DOCUMENT EXTRACT>
******

Front. Psychiatry, 12 July 2019 | https://doi.org/10.3389/fpsyt.2019.00492

Editorial: Brain-Metabolic Crossroads in Severe Mental Disorders—Focus on Metabolic Syndrome

  • 1Department of Neuroscience, ASST Fatebenefratelli Sacco, Milan, Italy
  • 2Department of Psychiatry, Dalhousie University, Halifax, NS, Canada

A large body of evidence shows that patients with severe mental illnesses are more frequently affected by metabolic disorders such as diabetes and the metabolic syndrome, which contribute to cardiovascular morbidity and reduced life expectancy (1). In addition, we are learning more about the effects of metabolic pathways and key metabolic hormones on the functioning of the brain. For example, even though insulin is not necessary for the neuronal uptake and utilization of glucose in the brain, it has multiple roles in central nervous system, from acting as a growth factor to directly influencing cognitive functions such as memory formation (2). It is thus not surprising that patients with type 2 diabetes display cognitive impairments, even in the absence of macrovascular complications. They are at an increased risk for accelerated brain aging and dementia. Furthermore, diabetes in major psychiatric disorders is not only associated with worse somatic health, but also with poor psychiatric outcomes, poor response to psychiatric medications, and with greater extent of neurostructural and neurochemical brain alterations (3, 4).

Besides insulin, other mediators such as total and HDL cholesterol levels play key roles in the brain and were found to have pathoplastic effects on psychiatric disorders: the former has been repeatedly associated with suicide risk (5), the latter with higher prevalence of negative symptoms in schizophrenia (6). Considering the role of these metabolic pathways on the functioning of the brain, it is not surprising that metabolic syndrome, which is highly prevalent in patients with bipolar disorders and schizophrenia (7) and tends to increase over time (8), contributes to cognitive decline (9) and brain ageing (10) in schizophrenia and even interferes with the efficacy of cognitive remediation therapy (11).

The scope of the present Research Topic, then, was to collect papers investigating the complex interplay between brain/cognitive/psychopathological and metabolic disturbances in severe mental disorders. Several eminent researchers contributed to this collection, which includes seven original research articles and three literature reviews. These studies contribute to our knowledge about the interrelationship between cognitive and metabolic disturbances in severe mental illnesses. They highlight the need to rethink psychiatry as a branch of medicine deeply intertwined with physical health.

The observation that severe mental illnesses are associated with adverse metabolic profiles draws back to the pre-pharmacological era. As far back as in late 19th century, the British psychiatrist Henry Maudsley noted that “diabetes is a disease that often shows itself in families where insanity prevails” (12). More than one century later the association is further confirmed, among others, by the work of Toma et al., who reported a more frequent family history of cardiovascular disease in families of subjects with bipolar disorder than in families of healthy controls. Moreover, the authors reported for the first time that the risk of cardiovascular disease increased in families with a family history for bipolar disorder, suggesting common pathogenetic pathways to be investigated in genetic studies.

******

EXTRACTED ENTRIES>
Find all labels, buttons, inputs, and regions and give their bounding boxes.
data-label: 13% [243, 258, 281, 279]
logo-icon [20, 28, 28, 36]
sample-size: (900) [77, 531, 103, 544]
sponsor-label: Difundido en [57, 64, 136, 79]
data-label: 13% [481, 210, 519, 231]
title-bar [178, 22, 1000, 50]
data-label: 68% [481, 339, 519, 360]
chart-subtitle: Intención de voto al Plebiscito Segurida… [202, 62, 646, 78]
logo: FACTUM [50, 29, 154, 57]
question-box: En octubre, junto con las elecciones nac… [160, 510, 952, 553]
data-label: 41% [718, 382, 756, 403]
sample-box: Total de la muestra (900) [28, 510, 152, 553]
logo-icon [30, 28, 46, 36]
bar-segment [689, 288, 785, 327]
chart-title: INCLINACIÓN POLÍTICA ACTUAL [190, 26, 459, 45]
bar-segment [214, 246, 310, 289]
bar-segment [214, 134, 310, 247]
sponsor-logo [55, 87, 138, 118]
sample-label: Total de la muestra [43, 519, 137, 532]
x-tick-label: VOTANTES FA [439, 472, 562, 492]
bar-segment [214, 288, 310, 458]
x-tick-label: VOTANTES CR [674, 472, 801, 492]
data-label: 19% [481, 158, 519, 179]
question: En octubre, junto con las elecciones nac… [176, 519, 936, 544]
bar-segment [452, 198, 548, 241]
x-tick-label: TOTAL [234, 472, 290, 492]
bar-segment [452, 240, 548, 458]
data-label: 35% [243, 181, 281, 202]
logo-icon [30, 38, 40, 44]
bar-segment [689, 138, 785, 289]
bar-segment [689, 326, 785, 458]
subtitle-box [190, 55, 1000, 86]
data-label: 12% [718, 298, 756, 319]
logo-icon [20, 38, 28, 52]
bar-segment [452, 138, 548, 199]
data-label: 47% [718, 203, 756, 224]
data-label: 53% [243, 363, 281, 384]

******

EXERCISE REQUIREMENTS> Please update the editorial's passage starting with "The observation that" and going on through "in genetic studies.", replacing "cardiovascular disease" with "heart disease" wherever it occurs.

ANSWER TO THIS TASK>
The observation that severe mental illnesses are associated with adverse metabolic profiles draws back to the pre-pharmacological era. As far back as in late 19th century, the British psychiatrist Henry Maudsley noted that “diabetes is a disease that often shows itself in families where insanity prevails” (12). More than one century later the association is further confirmed, among others, by the work of Toma et al., who reported a more frequent family history of heart disease in families of subjects with bipolar disorder than in families of healthy controls. Moreover, the authors reported for the first time that the risk of heart disease increased in families with a family history for bipolar disorder, suggesting common pathogenetic pathways to be investigated in genetic studies.